__PROBLEM DETAILS__: Repeat the material exactly, leaving nothing out.

__DATA PROVIDED__:
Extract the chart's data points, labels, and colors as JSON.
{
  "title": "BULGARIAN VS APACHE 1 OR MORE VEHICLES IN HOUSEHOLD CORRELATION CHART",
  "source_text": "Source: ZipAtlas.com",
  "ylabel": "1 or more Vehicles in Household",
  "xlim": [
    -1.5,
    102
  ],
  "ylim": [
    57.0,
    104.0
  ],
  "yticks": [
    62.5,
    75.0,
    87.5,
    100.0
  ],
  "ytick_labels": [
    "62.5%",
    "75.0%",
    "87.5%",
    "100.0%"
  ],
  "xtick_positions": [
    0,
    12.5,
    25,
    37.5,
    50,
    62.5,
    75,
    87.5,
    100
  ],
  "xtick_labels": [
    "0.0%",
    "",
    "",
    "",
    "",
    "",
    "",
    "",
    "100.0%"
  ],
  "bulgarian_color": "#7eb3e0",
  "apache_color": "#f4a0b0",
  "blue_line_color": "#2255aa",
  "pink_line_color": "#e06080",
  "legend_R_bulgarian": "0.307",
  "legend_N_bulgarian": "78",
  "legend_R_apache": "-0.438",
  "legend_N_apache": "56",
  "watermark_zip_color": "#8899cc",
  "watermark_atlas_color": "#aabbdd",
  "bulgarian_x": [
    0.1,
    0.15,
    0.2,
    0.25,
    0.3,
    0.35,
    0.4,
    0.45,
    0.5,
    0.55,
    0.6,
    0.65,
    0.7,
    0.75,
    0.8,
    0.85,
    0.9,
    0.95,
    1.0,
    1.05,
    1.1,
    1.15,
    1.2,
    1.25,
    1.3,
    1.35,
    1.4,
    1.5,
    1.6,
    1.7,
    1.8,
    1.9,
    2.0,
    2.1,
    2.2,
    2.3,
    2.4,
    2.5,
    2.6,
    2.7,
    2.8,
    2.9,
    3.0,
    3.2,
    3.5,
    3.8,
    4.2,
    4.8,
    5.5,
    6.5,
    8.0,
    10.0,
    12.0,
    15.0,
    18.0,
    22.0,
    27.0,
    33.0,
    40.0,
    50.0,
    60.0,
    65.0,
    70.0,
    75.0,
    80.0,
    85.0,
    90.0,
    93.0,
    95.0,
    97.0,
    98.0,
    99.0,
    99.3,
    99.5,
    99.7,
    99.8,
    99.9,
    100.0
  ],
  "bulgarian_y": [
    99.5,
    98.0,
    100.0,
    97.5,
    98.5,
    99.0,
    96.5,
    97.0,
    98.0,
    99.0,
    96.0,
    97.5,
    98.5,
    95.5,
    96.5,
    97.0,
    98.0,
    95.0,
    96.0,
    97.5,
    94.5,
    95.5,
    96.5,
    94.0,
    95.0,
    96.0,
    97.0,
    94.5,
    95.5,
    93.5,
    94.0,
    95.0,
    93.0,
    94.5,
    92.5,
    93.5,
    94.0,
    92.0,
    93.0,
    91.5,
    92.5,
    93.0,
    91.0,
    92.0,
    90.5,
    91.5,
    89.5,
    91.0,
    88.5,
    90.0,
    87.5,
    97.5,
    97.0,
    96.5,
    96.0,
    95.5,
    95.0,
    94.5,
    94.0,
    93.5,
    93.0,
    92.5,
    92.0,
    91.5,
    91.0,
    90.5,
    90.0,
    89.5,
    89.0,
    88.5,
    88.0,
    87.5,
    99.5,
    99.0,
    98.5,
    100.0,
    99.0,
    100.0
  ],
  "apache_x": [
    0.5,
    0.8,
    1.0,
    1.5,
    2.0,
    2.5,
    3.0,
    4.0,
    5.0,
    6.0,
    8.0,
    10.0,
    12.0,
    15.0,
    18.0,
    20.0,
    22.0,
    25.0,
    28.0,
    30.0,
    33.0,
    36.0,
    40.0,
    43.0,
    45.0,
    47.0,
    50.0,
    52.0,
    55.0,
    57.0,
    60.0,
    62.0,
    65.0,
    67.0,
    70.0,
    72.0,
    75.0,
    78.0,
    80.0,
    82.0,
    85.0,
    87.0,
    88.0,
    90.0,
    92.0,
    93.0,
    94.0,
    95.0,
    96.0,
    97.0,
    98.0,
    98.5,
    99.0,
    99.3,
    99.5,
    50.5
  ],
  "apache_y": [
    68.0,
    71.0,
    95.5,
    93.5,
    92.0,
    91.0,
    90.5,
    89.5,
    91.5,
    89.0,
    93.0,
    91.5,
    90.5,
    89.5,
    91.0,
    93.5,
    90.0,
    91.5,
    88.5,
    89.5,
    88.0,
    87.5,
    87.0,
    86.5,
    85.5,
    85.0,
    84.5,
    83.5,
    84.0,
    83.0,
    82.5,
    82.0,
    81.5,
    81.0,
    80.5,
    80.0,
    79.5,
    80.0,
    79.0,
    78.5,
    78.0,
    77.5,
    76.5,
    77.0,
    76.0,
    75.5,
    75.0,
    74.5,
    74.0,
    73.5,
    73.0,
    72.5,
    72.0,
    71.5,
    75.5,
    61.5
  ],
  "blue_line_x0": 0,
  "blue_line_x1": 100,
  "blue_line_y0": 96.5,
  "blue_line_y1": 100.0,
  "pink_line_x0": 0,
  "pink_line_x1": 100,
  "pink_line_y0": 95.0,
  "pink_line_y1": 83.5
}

__TASK ANSWER__:
Extract the chart's data points, labels, and colors as JSON.
{
  "title": "BULGARIAN VS APACHE 1 OR MORE VEHICLES IN HOUSEHOLD CORRELATION CHART",
  "source_text": "Source: ZipAtlas.com",
  "ylabel": "1 or more Vehicles in Household",
  "xlim": [
    -1.5,
    102
  ],
  "ylim": [
    57.0,
    104.0
  ],
  "yticks": [
    62.5,
    75.0,
    87.5,
    100.0
  ],
  "ytick_labels": [
    "62.5%",
    "75.0%",
    "87.5%",
    "100.0%"
  ],
  "xtick_positions": [
    0,
    12.5,
    25,
    37.5,
    50,
    62.5,
    75,
    87.5,
    100
  ],
  "xtick_labels": [
    "0.0%",
    "",
    "",
    "",
    "",
    "",
    "",
    "",
    "100.0%"
  ],
  "bulgarian_color": "#7eb3e0",
  "apache_color": "#f4a0b0",
  "blue_line_color": "#2255aa",
  "pink_line_color": "#e06080",
  "legend_R_bulgarian": "0.307",
  "legend_N_bulgarian": "78",
  "legend_R_apache": "-0.438",
  "legend_N_apache": "56",
  "watermark_zip_color": "#8899cc",
  "watermark_atlas_color": "#aabbdd",
  "bulgarian_x": [
    0.1,
    0.15,
    0.2,
    0.25,
    0.3,
    0.35,
    0.4,
    0.45,
    0.5,
    0.55,
    0.6,
    0.65,
    0.7,
    0.75,
    0.8,
    0.85,
    0.9,
    0.95,
    1.0,
    1.05,
    1.1,
    1.15,
    1.2,
    1.25,
    1.3,
    1.35,
    1.4,
    1.5,
    1.6,
    1.7,
    1.8,
    1.9,
    2.0,
    2.1,
    2.2,
    2.3,
    2.4,
    2.5,
    2.6,
    2.7,
    2.8,
    2.9,
    3.0,
    3.2,
    3.5,
    3.8,
    4.2,
    4.8,
    5.5,
    6.5,
    8.0,
    10.0,
    12.0,
    15.0,
    18.0,
    22.0,
    27.0,
    33.0,
    40.0,
    50.0,
    60.0,
    65.0,
    70.0,
    75.0,
    80.0,
    85.0,
    90.0,
    93.0,
    95.0,
    97.0,
    98.0,
    99.0,
    99.3,
    99.5,
    99.7,
    99.8,
    99.9,
    100.0
  ],
  "bulgarian_y": [
    99.5,
    98.0,
    100.0,
    97.5,
    98.5,
    99.0,
    96.5,
    97.0,
    98.0,
    99.0,
    96.0,
    97.5,
    98.5,
    95.5,
    96.5,
    97.0,
    98.0,
    95.0,
    96.0,
    97.5,
    94.5,
    95.5,
    96.5,
    94.0,
    95.0,
    96.0,
    97.0,
    94.5,
    95.5,
    93.5,
    94.0,
    95.0,
    93.0,
    94.5,
    92.5,
    93.5,
    94.0,
    92.0,
    93.0,
    91.5,
    92.5,
    93.0,
    91.0,
    92.0,
    90.5,
    91.5,
    89.5,
    91.0,
    88.5,
    90.0,
    87.5,
    97.5,
    97.0,
    96.5,
    96.0,
    95.5,
    95.0,
    94.5,
    94.0,
    93.5,
    93.0,
    92.5,
    92.0,
    91.5,
    91.0,
    90.5,
    90.0,
    89.5,
    89.0,
    88.5,
    88.0,
    87.5,
    99.5,
    99.0,
    98.5,
    100.0,
    99.0,
    100.0
  ],
  "apache_x": [
    0.5,
    0.8,
    1.0,
    1.5,
    2.0,
    2.5,
    3.0,
    4.0,
    5.0,
    6.0,
    8.0,
    10.0,
    12.0,
    15.0,
    18.0,
    20.0,
    22.0,
    25.0,
    28.0,
    30.0,
    33.0,
    36.0,
    40.0,
    43.0,
    45.0,
    47.0,
    50.0,
    52.0,
    55.0,
    57.0,
    60.0,
    62.0,
    65.0,
    67.0,
    70.0,
    72.0,
    75.0,
    78.0,
    80.0,
    82.0,
    85.0,
    87.0,
    88.0,
    90.0,
    92.0,
    93.0,
    94.0,
    95.0,
    96.0,
    97.0,
    98.0,
    98.5,
    99.0,
    99.3,
    99.5,
    50.5
  ],
  "apache_y": [
    68.0,
    71.0,
    95.5,
    93.5,
    92.0,
    91.0,
    90.5,
    89.5,
    91.5,
    89.0,
    93.0,
    91.5,
    90.5,
    89.5,
    91.0,
    93.5,
    90.0,
    91.5,
    88.5,
    89.5,
    88.0,
    87.5,
    87.0,
    86.5,
    85.5,
    85.0,
    84.5,
    83.5,
    84.0,
    83.0,
    82.5,
    82.0,
    81.5,
    81.0,
    80.5,
    80.0,
    79.5,
    80.0,
    79.0,
    78.5,
    78.0,
    77.5,
    76.5,
    77.0,
    76.0,
    75.5,
    75.0,
    74.5,
    74.0,
    73.5,
    73.0,
    72.5,
    72.0,
    71.5,
    75.5,
    61.5
  ],
  "blue_line_x0": 0,
  "blue_line_x1": 100,
  "blue_line_y0": 96.5,
  "blue_line_y1": 100.0,
  "pink_line_x0": 0,
  "pink_line_x1": 100,
  "pink_line_y0": 95.0,
  "pink_line_y1": 83.5
}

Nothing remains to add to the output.